ARTICLE:
Haskell improves log processing 4x over Python(devblog.bu.mp) |
Haskell improves log processing 4x over Python(devblog.bu.mp) |
It's important to note that this particular job is largely bound on a.) I/O and b.) format serialization tasks. Both Python's BSON and JSON libraries are mature and have their critical sections written in C, so a speedup of 4x is still noteworthy. The Haskell version, on the other hand, is pure Haskell.
/still a Python fan
/also still a python fan :-)
I'd love to point people to this when trying to convey some advantages of Haskell. To make it more compelling, can you expand some on the downsides and maybe obstacles you encountered?
The thing I'm unsure about, is how difficult it would be for (very) talented developers to just jump in. We have really talented developers, and everyone is super time-constrained, so many are wary of diving into a language as different as Haskell. Was it hard for your developers to figure Haskell out? Did your previous use of Scala help? How long did it take them to dive into Scala?
It's all much easier to digest, though, even for "really talented developers", if they have some experience with another functional language first. OCaml is a nice stepping stone before digging into the abstractions involved in understanding Haskell's powerful type system. Scala is good too, but having the object stuff mixed in there can lead you to rely on some patterns that aren't going to be available in a non-OOP language. I think the scheme/clojure path isn't bad either, but it's probably ideal to spend some time in the "statically typed" wing of the functional universe before going to Haskell.

RECORDED INFORMATION:
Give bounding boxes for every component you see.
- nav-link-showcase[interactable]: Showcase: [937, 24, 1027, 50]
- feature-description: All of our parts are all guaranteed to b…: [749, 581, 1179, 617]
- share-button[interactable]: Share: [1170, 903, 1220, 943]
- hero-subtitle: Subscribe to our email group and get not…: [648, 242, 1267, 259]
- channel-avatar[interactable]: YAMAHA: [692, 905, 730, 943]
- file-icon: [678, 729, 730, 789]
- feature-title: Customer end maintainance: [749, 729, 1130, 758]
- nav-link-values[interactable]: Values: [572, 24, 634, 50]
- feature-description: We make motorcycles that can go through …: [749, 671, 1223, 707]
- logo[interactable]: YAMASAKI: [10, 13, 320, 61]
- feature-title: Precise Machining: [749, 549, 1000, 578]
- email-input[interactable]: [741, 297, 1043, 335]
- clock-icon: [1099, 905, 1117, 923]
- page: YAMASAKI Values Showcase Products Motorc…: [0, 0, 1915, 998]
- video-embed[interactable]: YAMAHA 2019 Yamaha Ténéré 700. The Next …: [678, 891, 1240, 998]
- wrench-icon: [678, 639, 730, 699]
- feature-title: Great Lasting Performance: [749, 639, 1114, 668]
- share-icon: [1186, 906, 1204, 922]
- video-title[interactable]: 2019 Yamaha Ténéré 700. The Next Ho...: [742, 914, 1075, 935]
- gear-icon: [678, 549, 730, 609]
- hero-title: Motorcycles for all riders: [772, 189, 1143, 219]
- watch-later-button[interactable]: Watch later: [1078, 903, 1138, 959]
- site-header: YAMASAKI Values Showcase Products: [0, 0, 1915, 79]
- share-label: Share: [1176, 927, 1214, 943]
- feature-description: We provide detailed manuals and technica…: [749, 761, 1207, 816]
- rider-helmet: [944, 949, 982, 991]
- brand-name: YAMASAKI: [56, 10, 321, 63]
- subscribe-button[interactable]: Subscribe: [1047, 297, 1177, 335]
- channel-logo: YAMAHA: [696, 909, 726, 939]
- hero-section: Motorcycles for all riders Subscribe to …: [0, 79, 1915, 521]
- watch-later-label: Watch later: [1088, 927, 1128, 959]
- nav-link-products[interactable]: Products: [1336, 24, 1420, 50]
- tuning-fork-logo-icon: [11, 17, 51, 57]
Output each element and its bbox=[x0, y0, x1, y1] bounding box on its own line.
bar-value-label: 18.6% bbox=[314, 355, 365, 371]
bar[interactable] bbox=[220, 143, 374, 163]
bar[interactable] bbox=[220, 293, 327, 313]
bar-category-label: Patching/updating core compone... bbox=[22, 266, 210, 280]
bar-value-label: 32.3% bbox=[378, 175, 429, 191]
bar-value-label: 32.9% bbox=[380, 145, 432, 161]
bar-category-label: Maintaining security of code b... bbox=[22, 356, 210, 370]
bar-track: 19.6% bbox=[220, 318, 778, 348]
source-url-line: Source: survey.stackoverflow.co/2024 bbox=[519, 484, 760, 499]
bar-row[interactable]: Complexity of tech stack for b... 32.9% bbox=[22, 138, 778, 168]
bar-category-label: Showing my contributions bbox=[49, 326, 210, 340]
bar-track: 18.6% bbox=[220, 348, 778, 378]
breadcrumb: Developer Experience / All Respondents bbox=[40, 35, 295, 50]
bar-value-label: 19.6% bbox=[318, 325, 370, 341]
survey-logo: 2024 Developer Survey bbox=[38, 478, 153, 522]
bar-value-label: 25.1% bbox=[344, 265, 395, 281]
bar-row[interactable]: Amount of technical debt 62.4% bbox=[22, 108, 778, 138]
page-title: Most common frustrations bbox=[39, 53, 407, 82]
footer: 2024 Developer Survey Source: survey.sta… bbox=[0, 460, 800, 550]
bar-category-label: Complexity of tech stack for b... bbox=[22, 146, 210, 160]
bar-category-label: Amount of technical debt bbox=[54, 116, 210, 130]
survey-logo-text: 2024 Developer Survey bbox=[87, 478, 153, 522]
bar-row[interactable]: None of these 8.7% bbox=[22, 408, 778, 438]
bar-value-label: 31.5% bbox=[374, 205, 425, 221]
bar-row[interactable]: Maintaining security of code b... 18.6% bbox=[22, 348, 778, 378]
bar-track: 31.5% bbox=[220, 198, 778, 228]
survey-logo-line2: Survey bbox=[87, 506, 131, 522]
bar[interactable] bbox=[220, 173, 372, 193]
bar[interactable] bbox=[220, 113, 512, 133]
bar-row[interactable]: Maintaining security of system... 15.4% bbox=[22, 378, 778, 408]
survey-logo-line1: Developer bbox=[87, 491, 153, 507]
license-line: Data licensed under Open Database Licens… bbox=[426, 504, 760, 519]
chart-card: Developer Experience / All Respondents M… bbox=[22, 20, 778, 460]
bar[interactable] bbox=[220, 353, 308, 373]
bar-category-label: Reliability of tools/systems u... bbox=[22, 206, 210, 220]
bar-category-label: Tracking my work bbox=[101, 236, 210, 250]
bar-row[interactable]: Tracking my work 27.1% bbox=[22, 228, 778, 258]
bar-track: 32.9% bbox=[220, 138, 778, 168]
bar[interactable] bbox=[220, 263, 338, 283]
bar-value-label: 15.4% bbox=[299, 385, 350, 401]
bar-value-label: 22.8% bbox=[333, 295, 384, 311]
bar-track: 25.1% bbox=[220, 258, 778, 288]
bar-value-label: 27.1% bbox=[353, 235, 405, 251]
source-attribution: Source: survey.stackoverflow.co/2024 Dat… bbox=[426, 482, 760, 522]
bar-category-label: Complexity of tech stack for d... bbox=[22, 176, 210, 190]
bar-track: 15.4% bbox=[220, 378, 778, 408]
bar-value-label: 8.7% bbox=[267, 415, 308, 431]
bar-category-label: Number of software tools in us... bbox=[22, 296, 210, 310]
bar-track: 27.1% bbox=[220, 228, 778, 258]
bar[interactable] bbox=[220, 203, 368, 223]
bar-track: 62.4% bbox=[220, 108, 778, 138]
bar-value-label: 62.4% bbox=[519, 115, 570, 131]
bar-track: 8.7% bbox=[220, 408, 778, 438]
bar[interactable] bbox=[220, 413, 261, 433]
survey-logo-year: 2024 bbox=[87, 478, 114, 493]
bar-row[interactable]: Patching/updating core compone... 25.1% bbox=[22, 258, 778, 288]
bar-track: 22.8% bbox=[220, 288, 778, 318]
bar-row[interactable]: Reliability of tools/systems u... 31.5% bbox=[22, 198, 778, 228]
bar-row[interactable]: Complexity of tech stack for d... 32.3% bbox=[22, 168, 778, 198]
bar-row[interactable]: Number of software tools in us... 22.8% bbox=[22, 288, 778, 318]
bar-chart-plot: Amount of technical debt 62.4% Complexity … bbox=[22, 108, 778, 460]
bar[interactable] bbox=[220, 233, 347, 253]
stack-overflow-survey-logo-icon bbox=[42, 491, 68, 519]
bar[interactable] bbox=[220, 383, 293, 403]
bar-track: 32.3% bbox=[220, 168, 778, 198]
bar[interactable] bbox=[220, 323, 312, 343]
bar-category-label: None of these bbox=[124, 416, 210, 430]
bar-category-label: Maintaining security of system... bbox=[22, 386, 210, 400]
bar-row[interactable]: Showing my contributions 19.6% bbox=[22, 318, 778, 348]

EXERCISE DETAILS: Print the passage from the Haskell log-processing thread above, starting at "I'd love to" and ending at "dive into Scala?".

ANSWER BELOW:
I'd love to point people to this when trying to convey some advantages of Haskell. To make it more compelling, can you expand some on the downsides and maybe obstacles you encountered?
The thing I'm unsure about, is how difficult it would be for (very) talented developers to just jump in. We have really talented developers, and everyone is super time-constrained, so many are wary of diving into a language as different as Haskell. Was it hard for your developers to figure Haskell out? Did your previous use of Scala help? How long did it take them to dive into Scala?